__Problem__: Omit all images. Write out the rest of the material exactly.

__Data to use__:

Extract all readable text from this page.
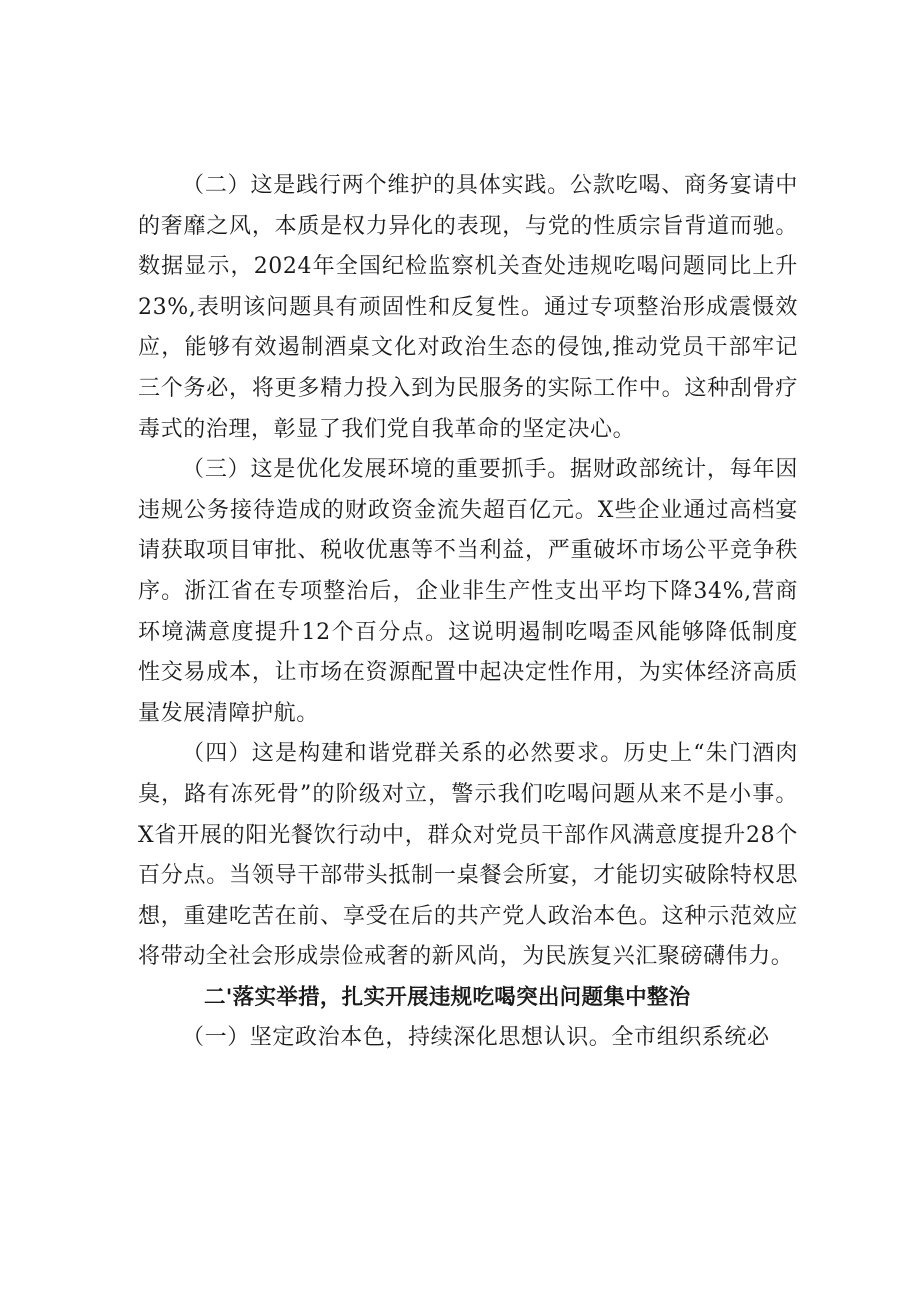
（二）这是践行两个维护的具体实践。公款吃喝、商务宴请中的奢靡之风，本质是权力异化的表现，与党的性质宗旨背道而驰。数据显示，2024年全国纪检监察机关查处违规吃喝问题同比上升23%,表明该问题具有顽固性和反复性。通过专项整治形成震慑效应，能够有效遏制酒桌文化对政治生态的侵蚀,推动党员干部牢记三个务必，将更多精力投入到为民服务的实际工作中。这种刮骨疗毒式的治理，彰显了我们党自我革命的坚定决心。

（三）这是优化发展环境的重要抓手。据财政部统计，每年因违规公务接待造成的财政资金流失超百亿元。X些企业通过高档宴请获取项目审批、税收优惠等不当利益，严重破坏市场公平竞争秩序。浙江省在专项整治后，企业非生产性支出平均下降34%,营商环境满意度提升12个百分点。这说明遏制吃喝歪风能够降低制度性交易成本，让市场在资源配置中起决定性作用，为实体经济高质量发展清障护航。

（四）这是构建和谐党群关系的必然要求。历史上“朱门酒肉臭，路有冻死骨”的阶级对立，警示我们吃喝问题从来不是小事。X省开展的阳光餐饮行动中，群众对党员干部作风满意度提升28个百分点。当领导干部带头抵制一桌餐会所宴，才能切实破除特权思想，重建吃苦在前、享受在后的共产党人政治本色。这种示范效应将带动全社会形成崇俭戒奢的新风尚，为民族复兴汇聚磅礴伟力。

二'落实举措，扎实开展违规吃喝突出问题集中整治

（一）坚定政治本色，持续深化思想认识。全市组织系统必
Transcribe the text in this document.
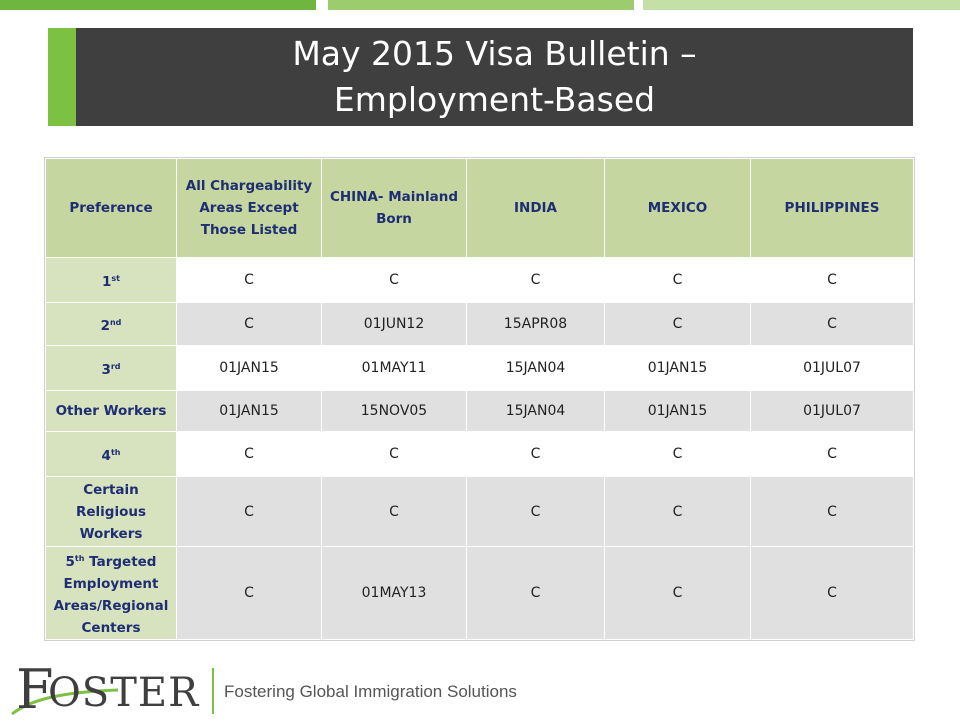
May 2015 Visa Bulletin –
Employment-Based
Preference	All Chargeability Areas Except Those Listed	CHINA- Mainland Born	INDIA	MEXICO	PHILIPPINES
1st	C	C	C	C	C
2nd	C	01JUN12	15APR08	C	C
3rd	01JAN15	01MAY11	15JAN04	01JAN15	01JUL07
Other Workers	01JAN15	15NOV05	15JAN04	01JAN15	01JUL07
4th	C	C	C	C	C
Certain Religious Workers	C	C	C	C	C
5th Targeted Employment Areas/Regional Centers	C	01MAY13	C	C	C
F
OSTER Fostering Global Immigration Solutions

__Result__:
Extract all readable text from this page.
（二）这是践行两个维护的具体实践。公款吃喝、商务宴请中的奢靡之风，本质是权力异化的表现，与党的性质宗旨背道而驰。数据显示，2024年全国纪检监察机关查处违规吃喝问题同比上升23%,表明该问题具有顽固性和反复性。通过专项整治形成震慑效应，能够有效遏制酒桌文化对政治生态的侵蚀,推动党员干部牢记三个务必，将更多精力投入到为民服务的实际工作中。这种刮骨疗毒式的治理，彰显了我们党自我革命的坚定决心。

（三）这是优化发展环境的重要抓手。据财政部统计，每年因违规公务接待造成的财政资金流失超百亿元。X些企业通过高档宴请获取项目审批、税收优惠等不当利益，严重破坏市场公平竞争秩序。浙江省在专项整治后，企业非生产性支出平均下降34%,营商环境满意度提升12个百分点。这说明遏制吃喝歪风能够降低制度性交易成本，让市场在资源配置中起决定性作用，为实体经济高质量发展清障护航。

（四）这是构建和谐党群关系的必然要求。历史上“朱门酒肉臭，路有冻死骨”的阶级对立，警示我们吃喝问题从来不是小事。X省开展的阳光餐饮行动中，群众对党员干部作风满意度提升28个百分点。当领导干部带头抵制一桌餐会所宴，才能切实破除特权思想，重建吃苦在前、享受在后的共产党人政治本色。这种示范效应将带动全社会形成崇俭戒奢的新风尚，为民族复兴汇聚磅礴伟力。

二'落实举措，扎实开展违规吃喝突出问题集中整治

（一）坚定政治本色，持续深化思想认识。全市组织系统必
Transcribe the text in this document.
May 2015 Visa Bulletin –
Employment-Based
Preference	All Chargeability Areas Except Those Listed	CHINA- Mainland Born	INDIA	MEXICO	PHILIPPINES
1st	C	C	C	C	C
2nd	C	01JUN12	15APR08	C	C
3rd	01JAN15	01MAY11	15JAN04	01JAN15	01JUL07
Other Workers	01JAN15	15NOV05	15JAN04	01JAN15	01JUL07
4th	C	C	C	C	C
Certain Religious Workers	C	C	C	C	C
5th Targeted Employment Areas/Regional Centers	C	01MAY13	C	C	C
F
OSTER Fostering Global Immigration Solutions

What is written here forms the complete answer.